Single out each line with the word "мама" and copy it.
== PROVIDED INFORMATION ==
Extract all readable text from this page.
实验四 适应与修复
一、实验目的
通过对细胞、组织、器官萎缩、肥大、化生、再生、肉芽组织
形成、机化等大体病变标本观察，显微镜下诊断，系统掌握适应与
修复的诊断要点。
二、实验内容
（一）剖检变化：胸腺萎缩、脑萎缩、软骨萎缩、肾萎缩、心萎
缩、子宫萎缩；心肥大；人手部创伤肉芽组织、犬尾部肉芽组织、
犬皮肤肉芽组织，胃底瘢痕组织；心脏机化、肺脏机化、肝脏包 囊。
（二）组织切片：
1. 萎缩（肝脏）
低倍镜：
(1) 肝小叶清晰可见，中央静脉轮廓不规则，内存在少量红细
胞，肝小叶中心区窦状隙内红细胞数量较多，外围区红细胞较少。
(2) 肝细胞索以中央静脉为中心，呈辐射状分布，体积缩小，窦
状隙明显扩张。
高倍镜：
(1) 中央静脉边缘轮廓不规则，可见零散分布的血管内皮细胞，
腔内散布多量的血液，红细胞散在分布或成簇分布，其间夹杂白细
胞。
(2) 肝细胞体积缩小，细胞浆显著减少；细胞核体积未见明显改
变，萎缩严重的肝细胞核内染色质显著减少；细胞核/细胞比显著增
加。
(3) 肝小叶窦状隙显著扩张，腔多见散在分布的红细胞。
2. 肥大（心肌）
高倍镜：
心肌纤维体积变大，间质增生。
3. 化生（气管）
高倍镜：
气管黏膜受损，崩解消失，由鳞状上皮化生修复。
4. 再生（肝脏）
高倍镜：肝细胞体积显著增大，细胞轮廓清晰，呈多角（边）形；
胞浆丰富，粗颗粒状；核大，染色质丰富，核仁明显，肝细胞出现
===
== PROVIDED INFORMATION ==
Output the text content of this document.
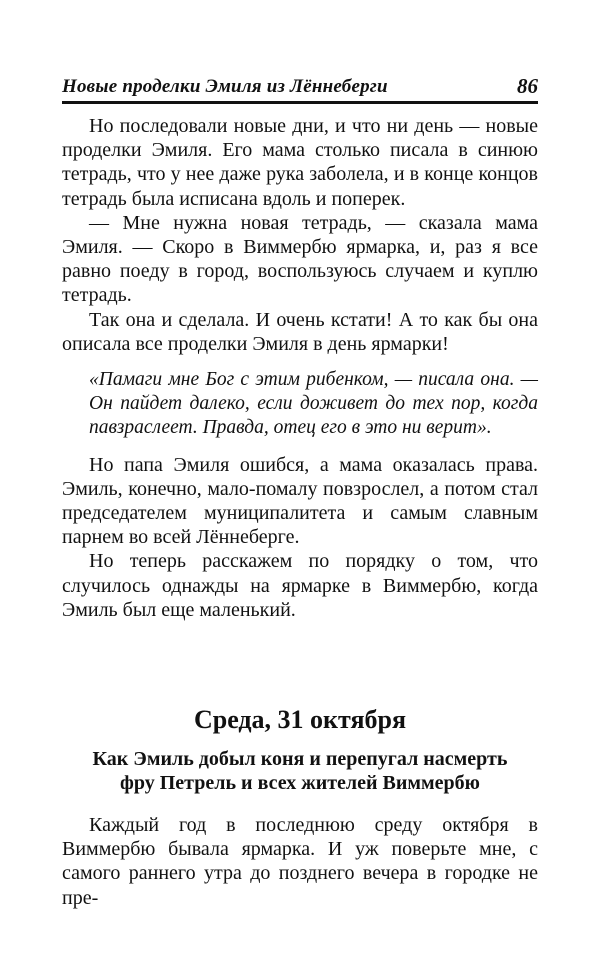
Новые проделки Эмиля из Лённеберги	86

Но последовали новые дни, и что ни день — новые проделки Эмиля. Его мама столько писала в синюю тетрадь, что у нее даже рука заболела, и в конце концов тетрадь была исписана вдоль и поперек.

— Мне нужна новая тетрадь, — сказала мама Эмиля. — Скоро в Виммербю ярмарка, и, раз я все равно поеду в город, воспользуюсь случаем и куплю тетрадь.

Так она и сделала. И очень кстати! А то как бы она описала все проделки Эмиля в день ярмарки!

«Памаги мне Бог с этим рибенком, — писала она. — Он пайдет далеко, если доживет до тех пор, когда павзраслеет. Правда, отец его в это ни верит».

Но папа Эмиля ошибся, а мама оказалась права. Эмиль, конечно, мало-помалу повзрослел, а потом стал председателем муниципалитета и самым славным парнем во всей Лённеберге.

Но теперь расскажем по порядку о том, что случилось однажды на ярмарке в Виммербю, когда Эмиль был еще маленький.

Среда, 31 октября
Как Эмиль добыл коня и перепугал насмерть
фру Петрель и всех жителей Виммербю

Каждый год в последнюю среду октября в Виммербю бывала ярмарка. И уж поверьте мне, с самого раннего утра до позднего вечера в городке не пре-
===
■ **SOLUTION TO THIS PROBLEM**:
Но последовали новые дни, и что ни день — новые проделки Эмиля. Его мама столько писала в синюю тетрадь, что у нее даже рука заболела, и в конце концов тетрадь была исписана вдоль и поперек.
— Мне нужна новая тетрадь, — сказала мама Эмиля. — Скоро в Виммербю ярмарка, и, раз я все равно поеду в город, воспользуюсь случаем и куплю тетрадь.
Но папа Эмиля ошибся, а мама оказалась права. Эмиль, конечно, мало-помалу повзрослел, а потом стал председателем муниципалитета и самым славным парнем во всей Лённеберге.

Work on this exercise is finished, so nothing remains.